/---

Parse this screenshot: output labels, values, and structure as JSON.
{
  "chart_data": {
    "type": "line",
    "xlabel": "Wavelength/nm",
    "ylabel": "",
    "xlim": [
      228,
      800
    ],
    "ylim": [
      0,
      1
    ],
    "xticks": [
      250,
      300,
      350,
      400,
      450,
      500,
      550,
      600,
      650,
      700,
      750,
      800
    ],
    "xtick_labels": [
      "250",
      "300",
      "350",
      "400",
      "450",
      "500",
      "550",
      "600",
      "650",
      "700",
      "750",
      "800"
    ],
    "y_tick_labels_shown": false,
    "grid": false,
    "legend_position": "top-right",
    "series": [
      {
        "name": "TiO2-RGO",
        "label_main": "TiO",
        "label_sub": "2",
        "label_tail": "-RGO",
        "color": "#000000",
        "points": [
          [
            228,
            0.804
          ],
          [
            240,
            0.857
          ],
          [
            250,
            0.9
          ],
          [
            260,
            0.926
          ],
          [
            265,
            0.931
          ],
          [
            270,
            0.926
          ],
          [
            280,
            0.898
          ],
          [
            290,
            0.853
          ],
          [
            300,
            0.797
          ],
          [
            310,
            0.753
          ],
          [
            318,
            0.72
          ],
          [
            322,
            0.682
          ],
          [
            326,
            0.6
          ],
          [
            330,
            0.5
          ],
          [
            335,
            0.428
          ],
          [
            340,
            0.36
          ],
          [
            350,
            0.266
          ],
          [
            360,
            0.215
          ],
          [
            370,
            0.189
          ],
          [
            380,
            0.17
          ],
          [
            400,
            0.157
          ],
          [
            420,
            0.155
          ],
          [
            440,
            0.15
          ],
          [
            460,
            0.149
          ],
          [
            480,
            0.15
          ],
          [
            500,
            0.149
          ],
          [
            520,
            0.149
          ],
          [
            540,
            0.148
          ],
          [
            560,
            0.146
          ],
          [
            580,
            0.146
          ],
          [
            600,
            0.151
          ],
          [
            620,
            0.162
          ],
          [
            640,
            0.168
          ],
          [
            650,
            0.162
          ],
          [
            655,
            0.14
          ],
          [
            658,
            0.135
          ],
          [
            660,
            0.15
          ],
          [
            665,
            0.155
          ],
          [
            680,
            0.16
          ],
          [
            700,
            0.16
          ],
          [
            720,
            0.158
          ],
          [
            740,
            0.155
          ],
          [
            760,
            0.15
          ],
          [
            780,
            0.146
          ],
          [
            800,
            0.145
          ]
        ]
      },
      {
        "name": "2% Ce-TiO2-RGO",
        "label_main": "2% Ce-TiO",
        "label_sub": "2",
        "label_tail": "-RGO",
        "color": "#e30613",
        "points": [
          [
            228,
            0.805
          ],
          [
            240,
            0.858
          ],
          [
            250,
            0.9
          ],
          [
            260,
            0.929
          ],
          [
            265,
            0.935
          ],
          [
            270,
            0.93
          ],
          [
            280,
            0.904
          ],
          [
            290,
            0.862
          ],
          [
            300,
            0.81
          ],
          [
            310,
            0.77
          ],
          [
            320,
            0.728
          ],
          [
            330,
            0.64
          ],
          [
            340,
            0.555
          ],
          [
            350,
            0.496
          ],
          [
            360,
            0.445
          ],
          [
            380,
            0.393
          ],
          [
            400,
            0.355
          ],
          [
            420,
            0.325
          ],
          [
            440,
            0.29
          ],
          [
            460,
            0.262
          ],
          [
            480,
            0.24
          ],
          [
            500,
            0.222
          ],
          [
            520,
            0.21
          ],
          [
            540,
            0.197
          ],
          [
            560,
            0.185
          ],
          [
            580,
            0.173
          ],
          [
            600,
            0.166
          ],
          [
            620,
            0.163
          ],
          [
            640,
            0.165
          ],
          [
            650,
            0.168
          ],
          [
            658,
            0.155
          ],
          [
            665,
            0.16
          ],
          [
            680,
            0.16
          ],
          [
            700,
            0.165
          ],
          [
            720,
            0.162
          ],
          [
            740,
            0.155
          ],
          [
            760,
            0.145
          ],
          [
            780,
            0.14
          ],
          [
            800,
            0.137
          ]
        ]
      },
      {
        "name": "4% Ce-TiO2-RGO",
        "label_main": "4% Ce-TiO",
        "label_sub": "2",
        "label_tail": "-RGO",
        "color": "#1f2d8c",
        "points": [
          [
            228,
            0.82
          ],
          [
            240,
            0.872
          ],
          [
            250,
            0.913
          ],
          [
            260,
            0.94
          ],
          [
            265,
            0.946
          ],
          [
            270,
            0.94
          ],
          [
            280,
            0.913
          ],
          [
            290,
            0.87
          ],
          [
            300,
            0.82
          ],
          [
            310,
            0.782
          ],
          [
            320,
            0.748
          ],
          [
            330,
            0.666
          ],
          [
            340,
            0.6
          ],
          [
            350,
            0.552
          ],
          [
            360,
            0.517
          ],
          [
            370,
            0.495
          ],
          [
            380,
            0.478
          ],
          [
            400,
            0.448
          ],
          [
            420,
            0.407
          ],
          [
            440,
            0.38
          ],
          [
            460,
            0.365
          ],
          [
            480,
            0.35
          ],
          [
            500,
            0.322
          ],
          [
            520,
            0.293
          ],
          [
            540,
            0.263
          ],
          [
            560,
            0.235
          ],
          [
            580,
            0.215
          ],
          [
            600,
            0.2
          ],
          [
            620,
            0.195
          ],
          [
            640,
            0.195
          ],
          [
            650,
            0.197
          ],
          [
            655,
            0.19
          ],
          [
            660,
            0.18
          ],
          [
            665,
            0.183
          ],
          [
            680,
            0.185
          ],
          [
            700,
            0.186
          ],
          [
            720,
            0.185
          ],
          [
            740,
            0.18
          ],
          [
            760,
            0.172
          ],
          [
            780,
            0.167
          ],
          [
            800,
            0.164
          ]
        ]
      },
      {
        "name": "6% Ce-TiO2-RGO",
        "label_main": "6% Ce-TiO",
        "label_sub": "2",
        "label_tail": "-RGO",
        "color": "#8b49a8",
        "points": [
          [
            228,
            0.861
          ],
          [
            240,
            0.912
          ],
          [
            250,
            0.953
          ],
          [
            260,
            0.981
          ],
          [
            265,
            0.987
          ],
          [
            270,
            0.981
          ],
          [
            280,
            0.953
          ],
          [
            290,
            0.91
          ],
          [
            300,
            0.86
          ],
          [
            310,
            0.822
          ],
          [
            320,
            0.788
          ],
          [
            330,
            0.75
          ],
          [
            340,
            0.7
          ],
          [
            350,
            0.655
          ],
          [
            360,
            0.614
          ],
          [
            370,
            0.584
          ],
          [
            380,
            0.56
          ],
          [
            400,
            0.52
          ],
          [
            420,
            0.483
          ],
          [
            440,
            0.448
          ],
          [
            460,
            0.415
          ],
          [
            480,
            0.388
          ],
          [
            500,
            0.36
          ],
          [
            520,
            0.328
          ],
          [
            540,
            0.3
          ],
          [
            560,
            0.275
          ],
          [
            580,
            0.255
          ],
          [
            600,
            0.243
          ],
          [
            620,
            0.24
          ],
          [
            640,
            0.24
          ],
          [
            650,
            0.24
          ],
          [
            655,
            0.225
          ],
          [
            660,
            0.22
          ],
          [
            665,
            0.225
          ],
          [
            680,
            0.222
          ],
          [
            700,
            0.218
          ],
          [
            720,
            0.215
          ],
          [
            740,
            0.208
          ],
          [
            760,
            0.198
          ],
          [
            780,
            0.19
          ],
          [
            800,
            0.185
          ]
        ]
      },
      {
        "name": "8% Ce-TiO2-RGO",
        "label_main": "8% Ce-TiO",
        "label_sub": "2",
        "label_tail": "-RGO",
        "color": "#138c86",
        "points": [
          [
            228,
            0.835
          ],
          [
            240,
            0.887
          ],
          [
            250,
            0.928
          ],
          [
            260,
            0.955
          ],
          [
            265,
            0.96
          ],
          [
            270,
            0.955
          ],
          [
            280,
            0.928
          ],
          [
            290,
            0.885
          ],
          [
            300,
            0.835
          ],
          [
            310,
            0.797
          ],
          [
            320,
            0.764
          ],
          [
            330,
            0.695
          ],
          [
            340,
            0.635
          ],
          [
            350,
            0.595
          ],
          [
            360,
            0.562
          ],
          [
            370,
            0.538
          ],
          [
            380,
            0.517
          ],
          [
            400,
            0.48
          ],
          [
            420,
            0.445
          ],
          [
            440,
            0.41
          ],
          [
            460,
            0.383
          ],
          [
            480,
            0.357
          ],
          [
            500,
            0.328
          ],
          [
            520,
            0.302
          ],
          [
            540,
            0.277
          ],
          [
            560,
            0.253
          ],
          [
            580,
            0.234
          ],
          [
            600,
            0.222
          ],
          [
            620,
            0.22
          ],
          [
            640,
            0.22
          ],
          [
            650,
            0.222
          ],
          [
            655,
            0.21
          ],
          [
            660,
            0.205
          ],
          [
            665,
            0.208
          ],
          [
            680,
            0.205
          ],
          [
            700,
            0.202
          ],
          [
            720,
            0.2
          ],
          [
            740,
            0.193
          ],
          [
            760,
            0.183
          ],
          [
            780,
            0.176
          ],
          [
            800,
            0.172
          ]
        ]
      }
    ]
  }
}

\---

Copy down every line of the entries containing the word "false".

COMPLETE RESPONSE:
    "y_tick_labels_shown": false,
    "grid": false,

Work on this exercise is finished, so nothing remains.